**PROBLEM DETAILS**
Search the material for the string "text" and copy each line where it occurs.

Recorded data:
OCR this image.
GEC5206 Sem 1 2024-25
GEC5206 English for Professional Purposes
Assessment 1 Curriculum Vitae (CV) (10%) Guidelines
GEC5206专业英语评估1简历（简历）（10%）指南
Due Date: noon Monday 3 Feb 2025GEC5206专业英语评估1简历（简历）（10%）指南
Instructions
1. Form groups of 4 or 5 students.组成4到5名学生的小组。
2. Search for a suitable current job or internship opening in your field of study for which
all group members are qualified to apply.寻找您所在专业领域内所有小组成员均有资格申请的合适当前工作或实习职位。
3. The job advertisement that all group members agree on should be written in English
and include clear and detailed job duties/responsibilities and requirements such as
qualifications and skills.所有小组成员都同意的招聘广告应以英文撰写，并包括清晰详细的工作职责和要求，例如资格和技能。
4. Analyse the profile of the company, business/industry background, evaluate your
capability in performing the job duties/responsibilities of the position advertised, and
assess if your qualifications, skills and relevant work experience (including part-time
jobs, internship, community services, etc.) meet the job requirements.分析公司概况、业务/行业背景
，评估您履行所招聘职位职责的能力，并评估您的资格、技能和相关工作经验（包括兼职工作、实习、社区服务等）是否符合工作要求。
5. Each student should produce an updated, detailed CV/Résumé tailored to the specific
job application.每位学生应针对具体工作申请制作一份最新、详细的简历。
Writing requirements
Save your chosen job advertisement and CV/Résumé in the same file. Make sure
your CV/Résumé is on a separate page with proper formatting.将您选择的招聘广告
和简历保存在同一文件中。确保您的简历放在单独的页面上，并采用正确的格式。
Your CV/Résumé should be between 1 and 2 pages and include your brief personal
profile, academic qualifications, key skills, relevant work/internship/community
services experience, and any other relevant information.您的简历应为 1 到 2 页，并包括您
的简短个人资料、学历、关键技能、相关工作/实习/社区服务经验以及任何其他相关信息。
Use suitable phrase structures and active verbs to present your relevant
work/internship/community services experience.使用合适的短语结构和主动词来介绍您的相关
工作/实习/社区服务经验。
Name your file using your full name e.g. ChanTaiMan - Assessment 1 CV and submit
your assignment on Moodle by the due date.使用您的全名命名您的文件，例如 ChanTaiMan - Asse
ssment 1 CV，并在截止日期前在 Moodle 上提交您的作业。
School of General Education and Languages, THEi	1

* * *

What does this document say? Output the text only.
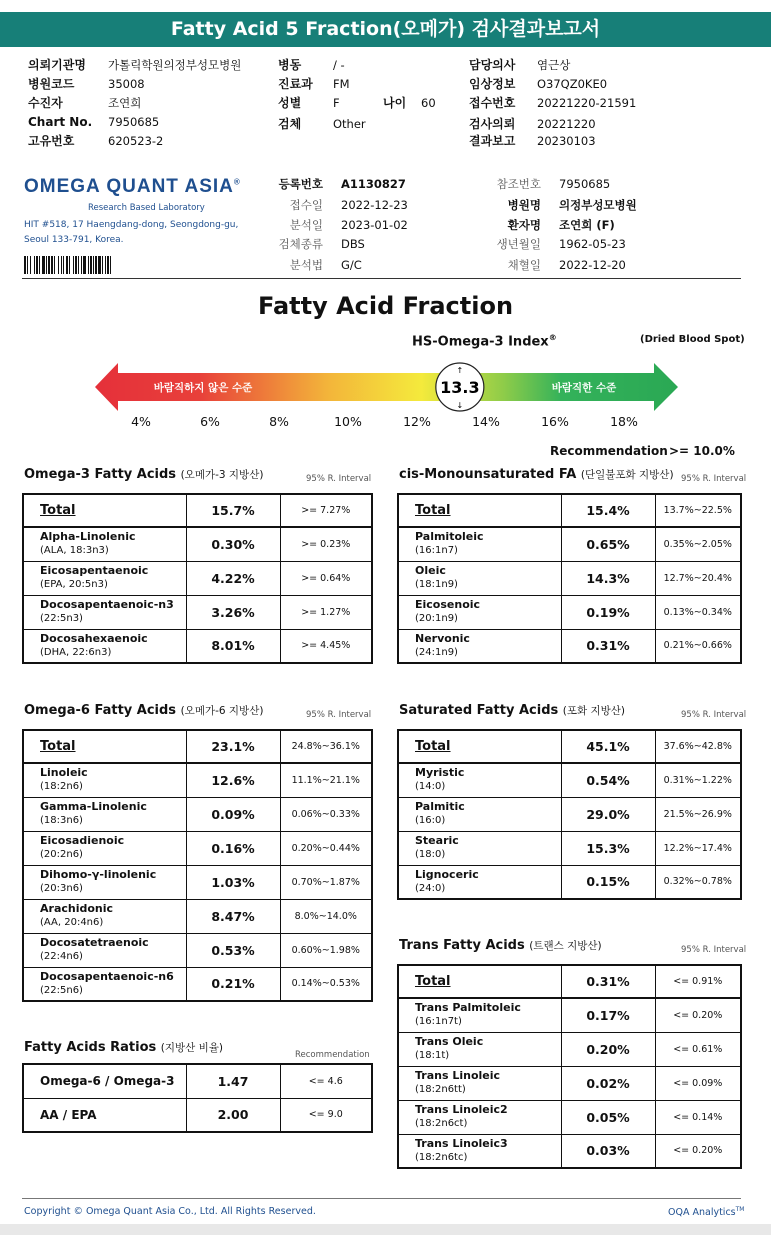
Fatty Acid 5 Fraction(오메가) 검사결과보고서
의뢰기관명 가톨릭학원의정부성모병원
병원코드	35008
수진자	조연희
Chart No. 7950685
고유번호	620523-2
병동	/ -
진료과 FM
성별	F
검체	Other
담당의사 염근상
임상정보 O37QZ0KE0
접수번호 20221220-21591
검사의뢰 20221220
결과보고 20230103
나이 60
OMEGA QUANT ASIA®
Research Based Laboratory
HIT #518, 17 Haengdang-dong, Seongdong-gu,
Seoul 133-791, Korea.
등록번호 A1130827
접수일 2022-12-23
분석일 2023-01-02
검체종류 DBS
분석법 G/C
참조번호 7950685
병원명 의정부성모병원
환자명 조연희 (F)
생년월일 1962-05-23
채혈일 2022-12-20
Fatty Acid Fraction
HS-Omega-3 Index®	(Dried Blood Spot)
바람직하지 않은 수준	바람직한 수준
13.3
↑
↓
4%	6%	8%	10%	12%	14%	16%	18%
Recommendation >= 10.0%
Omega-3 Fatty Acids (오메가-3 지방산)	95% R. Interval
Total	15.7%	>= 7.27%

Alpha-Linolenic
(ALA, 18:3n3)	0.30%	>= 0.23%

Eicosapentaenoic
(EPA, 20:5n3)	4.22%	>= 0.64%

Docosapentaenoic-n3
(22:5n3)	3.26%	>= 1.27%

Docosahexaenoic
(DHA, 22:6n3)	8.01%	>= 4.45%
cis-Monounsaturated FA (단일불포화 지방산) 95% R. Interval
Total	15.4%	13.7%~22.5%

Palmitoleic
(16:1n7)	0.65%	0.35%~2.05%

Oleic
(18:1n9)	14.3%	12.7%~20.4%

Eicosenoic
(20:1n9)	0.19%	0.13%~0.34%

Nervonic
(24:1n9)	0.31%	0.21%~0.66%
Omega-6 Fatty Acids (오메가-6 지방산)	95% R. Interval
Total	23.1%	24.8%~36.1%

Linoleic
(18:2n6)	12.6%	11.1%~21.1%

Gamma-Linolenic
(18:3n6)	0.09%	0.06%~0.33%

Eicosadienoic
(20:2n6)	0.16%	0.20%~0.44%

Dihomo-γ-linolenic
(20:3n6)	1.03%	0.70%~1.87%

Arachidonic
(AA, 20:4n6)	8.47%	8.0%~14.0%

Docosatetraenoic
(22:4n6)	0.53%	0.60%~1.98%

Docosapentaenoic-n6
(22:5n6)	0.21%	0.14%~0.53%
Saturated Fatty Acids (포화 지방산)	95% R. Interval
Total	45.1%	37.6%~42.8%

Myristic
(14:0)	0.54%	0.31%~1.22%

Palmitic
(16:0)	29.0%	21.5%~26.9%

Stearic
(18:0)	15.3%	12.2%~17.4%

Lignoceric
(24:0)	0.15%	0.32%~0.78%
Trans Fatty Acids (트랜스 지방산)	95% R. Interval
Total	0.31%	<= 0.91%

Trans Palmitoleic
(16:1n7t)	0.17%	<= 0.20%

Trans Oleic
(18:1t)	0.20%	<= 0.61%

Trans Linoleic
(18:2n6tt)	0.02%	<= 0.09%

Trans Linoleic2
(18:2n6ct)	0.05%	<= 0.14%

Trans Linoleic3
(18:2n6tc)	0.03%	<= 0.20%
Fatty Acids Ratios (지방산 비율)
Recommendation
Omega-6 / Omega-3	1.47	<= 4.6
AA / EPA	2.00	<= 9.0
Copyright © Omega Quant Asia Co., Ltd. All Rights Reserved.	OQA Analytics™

---

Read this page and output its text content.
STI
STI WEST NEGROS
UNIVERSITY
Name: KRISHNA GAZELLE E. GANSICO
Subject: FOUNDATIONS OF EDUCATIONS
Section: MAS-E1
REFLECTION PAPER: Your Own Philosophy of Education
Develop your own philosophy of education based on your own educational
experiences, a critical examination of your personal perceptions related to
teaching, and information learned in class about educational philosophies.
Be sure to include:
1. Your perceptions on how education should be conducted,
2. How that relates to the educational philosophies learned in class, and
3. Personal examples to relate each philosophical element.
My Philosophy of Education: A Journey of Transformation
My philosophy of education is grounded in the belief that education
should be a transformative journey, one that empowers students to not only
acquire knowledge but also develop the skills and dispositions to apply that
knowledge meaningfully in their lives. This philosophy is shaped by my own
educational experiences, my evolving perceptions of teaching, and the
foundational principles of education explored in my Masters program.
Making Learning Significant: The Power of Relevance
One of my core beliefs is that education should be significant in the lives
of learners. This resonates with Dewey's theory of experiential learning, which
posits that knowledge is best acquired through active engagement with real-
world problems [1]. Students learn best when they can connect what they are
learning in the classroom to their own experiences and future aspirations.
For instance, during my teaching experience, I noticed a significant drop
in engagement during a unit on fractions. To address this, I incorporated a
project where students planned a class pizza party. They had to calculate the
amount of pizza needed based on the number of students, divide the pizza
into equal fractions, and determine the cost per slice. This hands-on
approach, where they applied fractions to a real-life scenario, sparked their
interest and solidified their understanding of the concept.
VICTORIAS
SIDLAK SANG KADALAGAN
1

**TASK SOLUTION**
What does this document say? Output the text only.
Read this page and output its text content.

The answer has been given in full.